**STATED GOAL:** In the data below, locate each line with the word "visible" and list it.
%%
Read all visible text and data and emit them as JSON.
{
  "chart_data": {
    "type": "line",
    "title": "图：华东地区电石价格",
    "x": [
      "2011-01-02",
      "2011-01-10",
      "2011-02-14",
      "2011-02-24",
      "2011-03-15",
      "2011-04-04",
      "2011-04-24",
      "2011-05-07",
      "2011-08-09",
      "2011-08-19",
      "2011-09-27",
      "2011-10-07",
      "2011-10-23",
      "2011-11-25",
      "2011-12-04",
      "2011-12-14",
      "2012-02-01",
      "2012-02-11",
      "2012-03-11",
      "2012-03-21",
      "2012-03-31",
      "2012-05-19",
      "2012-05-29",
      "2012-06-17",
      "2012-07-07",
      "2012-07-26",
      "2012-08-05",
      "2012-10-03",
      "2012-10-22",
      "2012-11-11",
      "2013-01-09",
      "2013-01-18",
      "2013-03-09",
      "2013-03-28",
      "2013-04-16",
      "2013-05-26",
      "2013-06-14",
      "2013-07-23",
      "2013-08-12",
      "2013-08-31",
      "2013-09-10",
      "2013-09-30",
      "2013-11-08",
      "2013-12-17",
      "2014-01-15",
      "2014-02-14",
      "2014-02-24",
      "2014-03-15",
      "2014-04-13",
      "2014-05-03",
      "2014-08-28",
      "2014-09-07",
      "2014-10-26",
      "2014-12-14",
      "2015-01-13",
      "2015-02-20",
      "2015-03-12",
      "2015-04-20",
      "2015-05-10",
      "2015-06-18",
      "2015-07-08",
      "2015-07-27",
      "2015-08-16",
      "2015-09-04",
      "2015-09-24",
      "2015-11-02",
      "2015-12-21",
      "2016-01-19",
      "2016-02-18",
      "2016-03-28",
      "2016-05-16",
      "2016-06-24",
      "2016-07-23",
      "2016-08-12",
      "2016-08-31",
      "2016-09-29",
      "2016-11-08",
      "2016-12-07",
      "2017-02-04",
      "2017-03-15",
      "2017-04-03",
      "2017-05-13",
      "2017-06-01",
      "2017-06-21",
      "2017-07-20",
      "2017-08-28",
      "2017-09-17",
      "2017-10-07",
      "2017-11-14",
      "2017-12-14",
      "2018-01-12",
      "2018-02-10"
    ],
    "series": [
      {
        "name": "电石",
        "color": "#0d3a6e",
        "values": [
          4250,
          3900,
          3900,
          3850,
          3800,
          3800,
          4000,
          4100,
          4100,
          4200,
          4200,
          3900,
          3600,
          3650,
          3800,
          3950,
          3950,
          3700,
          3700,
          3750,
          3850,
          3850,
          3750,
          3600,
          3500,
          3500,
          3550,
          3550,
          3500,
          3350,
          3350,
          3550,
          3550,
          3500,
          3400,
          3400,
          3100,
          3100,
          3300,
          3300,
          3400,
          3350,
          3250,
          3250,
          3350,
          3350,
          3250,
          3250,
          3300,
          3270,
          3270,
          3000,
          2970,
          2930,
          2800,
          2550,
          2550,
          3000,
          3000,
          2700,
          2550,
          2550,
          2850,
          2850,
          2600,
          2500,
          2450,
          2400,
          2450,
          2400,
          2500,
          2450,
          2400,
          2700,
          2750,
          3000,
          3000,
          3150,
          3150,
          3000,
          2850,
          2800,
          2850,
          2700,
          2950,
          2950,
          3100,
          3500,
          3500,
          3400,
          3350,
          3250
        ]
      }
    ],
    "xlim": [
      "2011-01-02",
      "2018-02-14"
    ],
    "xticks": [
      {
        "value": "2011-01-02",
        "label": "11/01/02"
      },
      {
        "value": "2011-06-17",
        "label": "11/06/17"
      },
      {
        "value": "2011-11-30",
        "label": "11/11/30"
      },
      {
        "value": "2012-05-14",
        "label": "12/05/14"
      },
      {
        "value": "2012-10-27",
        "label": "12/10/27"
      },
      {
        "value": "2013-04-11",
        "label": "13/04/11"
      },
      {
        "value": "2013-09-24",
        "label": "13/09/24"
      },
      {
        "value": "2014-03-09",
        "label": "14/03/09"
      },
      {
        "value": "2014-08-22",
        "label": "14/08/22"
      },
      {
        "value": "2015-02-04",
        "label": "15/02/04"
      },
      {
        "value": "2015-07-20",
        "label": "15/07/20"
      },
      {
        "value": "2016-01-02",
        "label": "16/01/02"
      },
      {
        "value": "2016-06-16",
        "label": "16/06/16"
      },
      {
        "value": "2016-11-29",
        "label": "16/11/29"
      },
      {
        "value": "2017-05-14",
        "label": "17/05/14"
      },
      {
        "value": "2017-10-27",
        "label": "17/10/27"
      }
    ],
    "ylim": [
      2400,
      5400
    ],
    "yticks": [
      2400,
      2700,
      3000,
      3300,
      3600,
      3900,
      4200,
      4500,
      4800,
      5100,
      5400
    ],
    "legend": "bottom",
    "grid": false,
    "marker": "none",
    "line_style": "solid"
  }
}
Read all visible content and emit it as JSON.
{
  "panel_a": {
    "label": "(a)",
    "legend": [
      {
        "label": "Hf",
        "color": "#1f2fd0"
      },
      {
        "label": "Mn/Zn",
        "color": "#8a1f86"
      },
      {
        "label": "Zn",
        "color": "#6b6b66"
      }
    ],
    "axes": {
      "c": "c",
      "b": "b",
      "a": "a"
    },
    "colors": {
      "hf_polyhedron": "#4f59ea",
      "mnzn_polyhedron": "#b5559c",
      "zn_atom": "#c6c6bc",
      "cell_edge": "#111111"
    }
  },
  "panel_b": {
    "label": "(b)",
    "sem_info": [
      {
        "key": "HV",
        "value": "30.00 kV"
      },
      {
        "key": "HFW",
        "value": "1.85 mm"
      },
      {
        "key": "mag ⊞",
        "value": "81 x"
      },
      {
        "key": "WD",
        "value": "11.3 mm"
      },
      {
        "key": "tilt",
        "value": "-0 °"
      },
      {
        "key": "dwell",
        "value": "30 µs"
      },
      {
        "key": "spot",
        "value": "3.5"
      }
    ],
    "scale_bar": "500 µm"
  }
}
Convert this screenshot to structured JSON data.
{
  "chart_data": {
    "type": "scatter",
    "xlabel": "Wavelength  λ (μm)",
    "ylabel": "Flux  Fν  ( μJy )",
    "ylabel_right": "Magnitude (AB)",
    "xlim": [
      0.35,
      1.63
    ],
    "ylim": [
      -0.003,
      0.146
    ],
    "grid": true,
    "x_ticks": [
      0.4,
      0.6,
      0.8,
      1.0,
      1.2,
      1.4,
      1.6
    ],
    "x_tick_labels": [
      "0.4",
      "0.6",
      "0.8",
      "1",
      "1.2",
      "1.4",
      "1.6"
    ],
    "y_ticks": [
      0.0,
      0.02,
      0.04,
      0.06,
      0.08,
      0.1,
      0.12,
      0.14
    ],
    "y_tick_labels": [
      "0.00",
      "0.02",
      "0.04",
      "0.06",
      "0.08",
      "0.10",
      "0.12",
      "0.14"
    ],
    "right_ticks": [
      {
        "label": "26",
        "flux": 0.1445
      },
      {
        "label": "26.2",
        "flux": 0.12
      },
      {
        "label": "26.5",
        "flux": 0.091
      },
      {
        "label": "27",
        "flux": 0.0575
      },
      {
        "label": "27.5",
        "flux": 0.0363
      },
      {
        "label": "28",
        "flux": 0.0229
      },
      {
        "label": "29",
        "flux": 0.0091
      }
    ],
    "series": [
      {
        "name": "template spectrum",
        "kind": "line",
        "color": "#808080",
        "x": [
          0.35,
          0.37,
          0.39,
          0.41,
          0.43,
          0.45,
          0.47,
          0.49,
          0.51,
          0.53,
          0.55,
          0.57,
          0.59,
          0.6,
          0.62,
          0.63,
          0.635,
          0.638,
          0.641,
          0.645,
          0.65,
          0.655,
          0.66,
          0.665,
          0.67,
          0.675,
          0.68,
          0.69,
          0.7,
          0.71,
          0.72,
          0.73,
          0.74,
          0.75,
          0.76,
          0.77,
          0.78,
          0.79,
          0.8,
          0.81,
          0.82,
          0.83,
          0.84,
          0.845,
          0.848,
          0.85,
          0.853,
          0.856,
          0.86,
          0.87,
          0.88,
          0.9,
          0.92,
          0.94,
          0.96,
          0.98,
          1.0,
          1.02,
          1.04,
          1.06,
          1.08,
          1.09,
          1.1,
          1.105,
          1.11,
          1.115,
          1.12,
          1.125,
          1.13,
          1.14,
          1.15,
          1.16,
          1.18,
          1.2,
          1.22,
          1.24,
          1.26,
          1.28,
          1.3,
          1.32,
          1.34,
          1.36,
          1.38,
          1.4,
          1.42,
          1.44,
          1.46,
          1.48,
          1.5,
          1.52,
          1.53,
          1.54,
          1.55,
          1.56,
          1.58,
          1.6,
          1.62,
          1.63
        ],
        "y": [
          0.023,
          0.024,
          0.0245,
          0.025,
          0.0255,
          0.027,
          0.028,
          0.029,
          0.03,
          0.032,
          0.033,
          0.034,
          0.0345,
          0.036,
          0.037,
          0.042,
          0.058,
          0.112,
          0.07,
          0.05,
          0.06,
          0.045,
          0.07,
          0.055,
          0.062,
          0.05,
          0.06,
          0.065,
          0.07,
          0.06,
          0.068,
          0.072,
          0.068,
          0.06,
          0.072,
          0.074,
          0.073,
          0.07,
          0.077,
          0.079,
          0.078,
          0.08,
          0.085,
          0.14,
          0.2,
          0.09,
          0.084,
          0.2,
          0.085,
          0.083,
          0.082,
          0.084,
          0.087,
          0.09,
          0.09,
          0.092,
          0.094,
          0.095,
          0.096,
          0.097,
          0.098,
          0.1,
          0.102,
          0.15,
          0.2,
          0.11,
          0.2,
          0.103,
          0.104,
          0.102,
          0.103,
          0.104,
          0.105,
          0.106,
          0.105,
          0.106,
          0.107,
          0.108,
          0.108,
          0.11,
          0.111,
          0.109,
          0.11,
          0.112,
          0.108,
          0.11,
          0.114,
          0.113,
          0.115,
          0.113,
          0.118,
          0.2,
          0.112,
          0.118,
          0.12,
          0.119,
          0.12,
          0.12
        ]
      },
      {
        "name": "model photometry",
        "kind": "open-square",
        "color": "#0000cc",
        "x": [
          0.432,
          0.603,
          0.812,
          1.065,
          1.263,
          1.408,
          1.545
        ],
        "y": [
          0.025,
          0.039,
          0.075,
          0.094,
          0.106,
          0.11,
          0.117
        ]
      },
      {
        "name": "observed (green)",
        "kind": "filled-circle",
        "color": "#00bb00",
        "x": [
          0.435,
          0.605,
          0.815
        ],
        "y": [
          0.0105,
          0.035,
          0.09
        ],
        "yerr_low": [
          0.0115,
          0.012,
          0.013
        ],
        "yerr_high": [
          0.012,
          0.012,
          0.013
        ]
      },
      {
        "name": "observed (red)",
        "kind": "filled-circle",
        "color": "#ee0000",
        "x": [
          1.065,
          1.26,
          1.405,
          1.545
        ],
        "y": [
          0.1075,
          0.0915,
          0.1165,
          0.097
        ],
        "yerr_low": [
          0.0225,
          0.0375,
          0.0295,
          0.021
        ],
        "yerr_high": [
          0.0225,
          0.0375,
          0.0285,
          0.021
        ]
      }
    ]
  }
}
%%
**SOLUTION:**
Read all visible text and data and emit them as JSON.
Read all visible content and emit it as JSON.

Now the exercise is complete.